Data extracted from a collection
============

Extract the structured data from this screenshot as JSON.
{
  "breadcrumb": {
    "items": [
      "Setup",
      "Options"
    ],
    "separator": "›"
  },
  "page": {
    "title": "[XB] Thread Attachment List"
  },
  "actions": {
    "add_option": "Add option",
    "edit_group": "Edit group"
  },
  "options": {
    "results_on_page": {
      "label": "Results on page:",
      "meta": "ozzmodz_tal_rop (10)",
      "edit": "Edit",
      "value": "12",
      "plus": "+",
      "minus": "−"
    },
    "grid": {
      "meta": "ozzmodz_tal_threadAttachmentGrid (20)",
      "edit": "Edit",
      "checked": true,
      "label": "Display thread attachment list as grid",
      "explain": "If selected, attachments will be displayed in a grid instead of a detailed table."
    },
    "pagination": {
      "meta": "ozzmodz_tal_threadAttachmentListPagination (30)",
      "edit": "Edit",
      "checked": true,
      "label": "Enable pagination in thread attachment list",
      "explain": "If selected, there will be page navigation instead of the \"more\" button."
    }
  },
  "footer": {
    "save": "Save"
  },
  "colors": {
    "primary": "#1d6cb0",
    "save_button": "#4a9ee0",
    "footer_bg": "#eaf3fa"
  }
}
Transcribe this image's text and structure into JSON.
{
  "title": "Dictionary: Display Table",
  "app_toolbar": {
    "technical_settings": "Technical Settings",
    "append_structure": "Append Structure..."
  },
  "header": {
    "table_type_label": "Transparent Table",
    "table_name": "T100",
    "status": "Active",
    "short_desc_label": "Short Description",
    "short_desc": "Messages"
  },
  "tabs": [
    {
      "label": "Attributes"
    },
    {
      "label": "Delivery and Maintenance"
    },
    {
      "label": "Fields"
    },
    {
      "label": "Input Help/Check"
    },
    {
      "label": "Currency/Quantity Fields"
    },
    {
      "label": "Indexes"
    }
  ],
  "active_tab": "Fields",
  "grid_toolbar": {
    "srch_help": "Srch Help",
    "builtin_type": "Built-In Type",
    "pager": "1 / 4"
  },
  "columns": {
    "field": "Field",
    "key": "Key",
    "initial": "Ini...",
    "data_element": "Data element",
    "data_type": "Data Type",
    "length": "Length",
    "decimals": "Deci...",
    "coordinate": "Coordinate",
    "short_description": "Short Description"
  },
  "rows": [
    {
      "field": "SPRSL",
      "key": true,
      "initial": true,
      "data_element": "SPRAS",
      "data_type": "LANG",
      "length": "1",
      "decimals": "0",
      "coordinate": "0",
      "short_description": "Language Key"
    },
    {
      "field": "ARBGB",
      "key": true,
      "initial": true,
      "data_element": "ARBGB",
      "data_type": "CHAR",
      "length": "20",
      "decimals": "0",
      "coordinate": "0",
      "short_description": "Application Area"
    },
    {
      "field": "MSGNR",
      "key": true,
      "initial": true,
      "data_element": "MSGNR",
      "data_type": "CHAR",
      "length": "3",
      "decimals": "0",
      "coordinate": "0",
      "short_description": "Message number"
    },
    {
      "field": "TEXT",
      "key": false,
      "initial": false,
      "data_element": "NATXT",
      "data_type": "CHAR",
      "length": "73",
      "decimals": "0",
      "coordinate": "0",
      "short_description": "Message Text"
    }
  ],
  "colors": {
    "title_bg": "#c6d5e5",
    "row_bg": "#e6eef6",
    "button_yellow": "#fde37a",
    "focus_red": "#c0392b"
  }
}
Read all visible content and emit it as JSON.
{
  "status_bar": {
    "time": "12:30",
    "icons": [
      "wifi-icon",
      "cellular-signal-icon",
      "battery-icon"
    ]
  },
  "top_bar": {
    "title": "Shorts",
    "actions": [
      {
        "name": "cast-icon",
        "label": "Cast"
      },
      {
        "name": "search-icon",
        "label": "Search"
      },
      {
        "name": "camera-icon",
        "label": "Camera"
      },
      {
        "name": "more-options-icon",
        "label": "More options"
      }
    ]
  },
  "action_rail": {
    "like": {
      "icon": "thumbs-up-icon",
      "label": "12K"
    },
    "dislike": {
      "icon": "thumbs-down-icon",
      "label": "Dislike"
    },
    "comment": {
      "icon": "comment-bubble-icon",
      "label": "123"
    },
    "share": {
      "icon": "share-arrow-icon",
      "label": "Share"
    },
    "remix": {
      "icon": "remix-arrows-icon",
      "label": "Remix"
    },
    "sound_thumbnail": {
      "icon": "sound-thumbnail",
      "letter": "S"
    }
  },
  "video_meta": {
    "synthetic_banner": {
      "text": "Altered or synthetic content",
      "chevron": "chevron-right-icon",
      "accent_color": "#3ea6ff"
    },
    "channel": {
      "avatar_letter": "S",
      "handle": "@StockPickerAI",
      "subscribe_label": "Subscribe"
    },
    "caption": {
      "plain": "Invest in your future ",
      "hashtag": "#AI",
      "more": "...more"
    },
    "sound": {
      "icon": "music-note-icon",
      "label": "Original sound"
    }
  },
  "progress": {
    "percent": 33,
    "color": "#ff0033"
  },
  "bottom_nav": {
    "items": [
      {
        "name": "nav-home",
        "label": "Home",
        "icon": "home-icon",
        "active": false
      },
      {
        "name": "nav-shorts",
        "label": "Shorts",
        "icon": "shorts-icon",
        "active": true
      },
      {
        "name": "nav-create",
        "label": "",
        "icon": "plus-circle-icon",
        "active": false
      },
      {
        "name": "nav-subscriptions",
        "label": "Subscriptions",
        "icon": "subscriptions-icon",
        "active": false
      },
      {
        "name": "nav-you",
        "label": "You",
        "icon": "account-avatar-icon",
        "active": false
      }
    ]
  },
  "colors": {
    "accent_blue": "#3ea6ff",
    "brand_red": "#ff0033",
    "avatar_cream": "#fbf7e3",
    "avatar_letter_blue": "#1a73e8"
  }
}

============

Exercise ▸ For the entries above, state how many lines contain the word "will". Provide the number by itself.

Correct response ▸ 2